* JOB *
State how many lines in the entries below contain "Axis". Write nothing but the number.

___ EXTRACTED RECORDS

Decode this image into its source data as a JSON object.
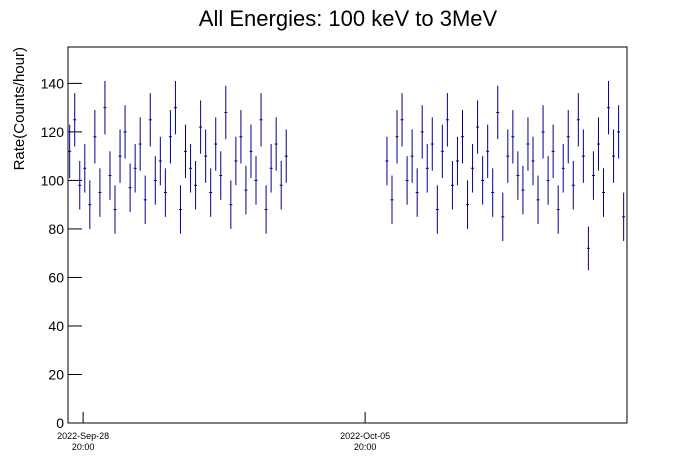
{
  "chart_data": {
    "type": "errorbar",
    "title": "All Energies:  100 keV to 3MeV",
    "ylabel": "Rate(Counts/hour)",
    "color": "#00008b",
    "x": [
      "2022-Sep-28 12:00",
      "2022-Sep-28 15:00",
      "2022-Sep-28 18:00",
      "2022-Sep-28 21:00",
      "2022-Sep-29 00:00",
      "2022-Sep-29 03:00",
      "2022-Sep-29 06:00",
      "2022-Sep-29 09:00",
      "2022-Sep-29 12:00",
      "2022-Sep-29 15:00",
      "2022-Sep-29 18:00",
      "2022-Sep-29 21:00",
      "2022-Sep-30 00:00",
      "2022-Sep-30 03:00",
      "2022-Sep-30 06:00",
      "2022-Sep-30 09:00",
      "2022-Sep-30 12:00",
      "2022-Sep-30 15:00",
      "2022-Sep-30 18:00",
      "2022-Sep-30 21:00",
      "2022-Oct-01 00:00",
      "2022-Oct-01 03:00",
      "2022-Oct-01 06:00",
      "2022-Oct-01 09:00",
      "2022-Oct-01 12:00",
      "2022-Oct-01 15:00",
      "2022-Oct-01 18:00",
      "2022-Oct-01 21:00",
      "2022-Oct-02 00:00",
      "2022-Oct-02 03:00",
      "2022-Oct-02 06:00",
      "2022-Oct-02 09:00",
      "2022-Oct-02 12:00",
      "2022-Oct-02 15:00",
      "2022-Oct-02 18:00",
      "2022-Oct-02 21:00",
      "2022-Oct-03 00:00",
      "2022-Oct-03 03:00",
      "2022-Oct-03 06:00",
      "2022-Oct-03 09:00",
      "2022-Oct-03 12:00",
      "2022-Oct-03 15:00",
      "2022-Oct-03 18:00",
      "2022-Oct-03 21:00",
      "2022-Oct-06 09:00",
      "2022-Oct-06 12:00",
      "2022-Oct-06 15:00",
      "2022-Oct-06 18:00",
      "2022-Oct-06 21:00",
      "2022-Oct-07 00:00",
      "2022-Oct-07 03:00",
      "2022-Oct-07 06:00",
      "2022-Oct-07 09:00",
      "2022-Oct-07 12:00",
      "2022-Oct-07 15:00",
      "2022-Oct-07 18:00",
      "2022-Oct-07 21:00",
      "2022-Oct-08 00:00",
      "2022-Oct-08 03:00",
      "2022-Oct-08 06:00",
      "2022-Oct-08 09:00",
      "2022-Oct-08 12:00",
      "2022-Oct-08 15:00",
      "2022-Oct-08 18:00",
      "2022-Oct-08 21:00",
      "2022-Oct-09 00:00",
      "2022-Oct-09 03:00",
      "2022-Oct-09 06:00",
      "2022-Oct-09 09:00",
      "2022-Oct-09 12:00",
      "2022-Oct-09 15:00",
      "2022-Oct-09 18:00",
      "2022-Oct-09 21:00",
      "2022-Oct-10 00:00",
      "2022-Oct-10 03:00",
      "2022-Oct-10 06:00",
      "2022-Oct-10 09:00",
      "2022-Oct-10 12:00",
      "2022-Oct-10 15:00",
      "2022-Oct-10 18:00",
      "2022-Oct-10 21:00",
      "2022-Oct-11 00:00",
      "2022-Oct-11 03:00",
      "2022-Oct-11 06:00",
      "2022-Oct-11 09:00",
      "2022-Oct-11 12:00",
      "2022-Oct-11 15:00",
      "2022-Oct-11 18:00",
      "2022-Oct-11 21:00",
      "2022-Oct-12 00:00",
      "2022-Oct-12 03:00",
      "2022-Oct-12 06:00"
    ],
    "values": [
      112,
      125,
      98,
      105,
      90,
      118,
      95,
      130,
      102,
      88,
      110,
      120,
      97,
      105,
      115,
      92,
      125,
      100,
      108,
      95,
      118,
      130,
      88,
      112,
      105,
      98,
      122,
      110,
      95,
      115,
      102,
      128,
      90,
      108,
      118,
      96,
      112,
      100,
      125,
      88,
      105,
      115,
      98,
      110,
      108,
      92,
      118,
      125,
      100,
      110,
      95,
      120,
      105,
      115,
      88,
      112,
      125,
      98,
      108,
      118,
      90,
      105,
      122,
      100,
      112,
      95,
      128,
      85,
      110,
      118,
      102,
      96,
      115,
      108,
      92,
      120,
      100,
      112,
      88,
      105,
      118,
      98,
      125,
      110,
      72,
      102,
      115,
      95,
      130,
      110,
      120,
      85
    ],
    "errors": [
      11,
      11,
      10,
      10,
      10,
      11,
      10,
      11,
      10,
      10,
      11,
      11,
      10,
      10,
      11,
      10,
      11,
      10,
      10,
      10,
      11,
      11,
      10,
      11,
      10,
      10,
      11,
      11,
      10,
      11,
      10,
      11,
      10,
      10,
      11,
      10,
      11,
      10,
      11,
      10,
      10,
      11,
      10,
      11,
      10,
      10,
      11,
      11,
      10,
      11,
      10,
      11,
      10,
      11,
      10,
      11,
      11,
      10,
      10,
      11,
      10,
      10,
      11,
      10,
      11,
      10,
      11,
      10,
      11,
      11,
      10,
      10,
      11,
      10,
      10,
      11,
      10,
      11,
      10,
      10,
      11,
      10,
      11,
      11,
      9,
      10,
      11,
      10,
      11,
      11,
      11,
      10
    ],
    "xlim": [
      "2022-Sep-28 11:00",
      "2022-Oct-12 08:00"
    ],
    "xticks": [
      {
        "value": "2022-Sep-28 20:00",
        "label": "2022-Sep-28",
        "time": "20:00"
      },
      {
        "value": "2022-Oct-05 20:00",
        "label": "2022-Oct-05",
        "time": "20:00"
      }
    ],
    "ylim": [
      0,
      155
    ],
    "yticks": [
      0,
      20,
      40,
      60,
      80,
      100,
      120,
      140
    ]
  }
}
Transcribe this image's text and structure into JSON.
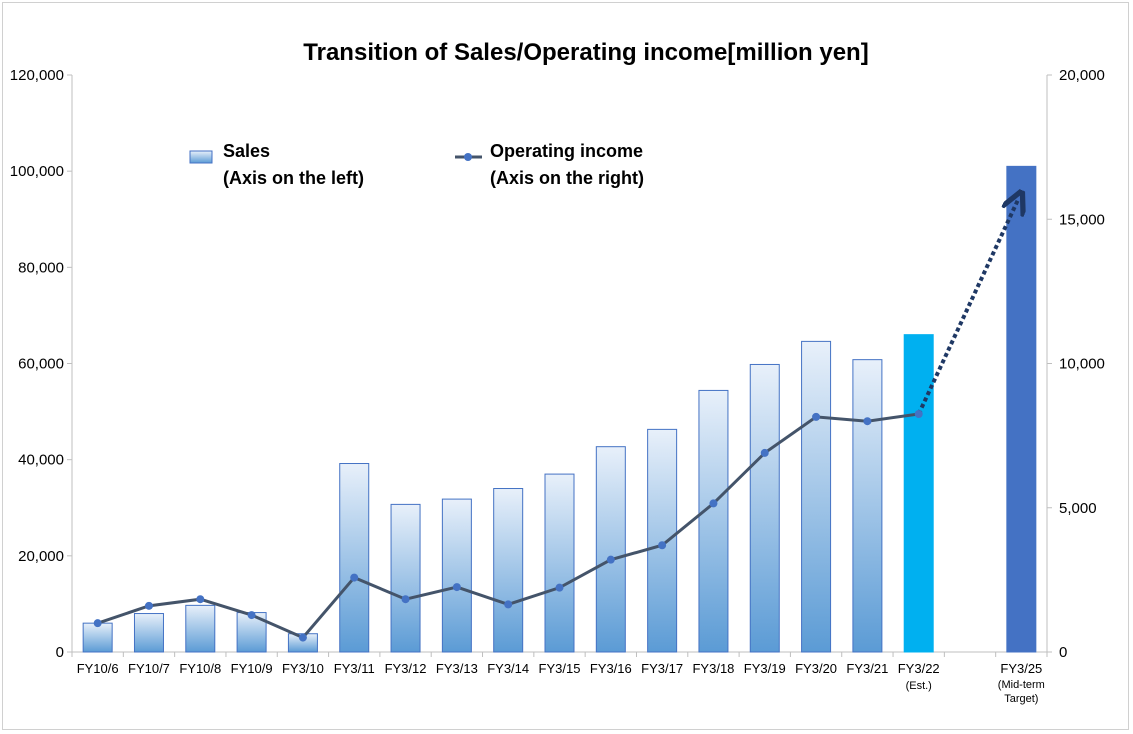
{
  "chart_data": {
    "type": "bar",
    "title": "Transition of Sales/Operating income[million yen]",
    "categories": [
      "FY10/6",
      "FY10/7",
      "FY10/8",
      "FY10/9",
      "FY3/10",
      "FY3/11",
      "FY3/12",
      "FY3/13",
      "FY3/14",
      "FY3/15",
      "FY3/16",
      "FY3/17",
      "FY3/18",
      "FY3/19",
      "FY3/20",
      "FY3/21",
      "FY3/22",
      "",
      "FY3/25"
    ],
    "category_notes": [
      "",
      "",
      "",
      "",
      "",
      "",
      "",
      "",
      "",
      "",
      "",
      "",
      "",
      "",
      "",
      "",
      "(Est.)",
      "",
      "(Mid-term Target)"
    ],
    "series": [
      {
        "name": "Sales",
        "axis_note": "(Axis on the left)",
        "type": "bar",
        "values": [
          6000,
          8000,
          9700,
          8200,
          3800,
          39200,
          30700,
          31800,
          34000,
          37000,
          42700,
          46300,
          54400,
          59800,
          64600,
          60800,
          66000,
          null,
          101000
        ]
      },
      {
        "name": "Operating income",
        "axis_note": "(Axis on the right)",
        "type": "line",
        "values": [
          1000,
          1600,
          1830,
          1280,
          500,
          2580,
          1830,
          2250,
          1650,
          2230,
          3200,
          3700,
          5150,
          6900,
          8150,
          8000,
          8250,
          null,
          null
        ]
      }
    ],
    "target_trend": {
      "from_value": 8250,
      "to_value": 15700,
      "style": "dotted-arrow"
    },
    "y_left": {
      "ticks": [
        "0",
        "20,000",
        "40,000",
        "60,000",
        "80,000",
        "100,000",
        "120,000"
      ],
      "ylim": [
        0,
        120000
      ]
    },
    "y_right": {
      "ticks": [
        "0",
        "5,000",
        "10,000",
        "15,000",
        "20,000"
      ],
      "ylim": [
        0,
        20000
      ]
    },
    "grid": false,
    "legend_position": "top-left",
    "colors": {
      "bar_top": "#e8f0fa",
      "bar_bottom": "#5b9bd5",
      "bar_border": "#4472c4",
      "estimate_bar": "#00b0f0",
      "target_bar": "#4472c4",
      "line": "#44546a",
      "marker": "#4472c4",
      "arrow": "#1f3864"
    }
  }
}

______

* EXERCISE ANSWER *
2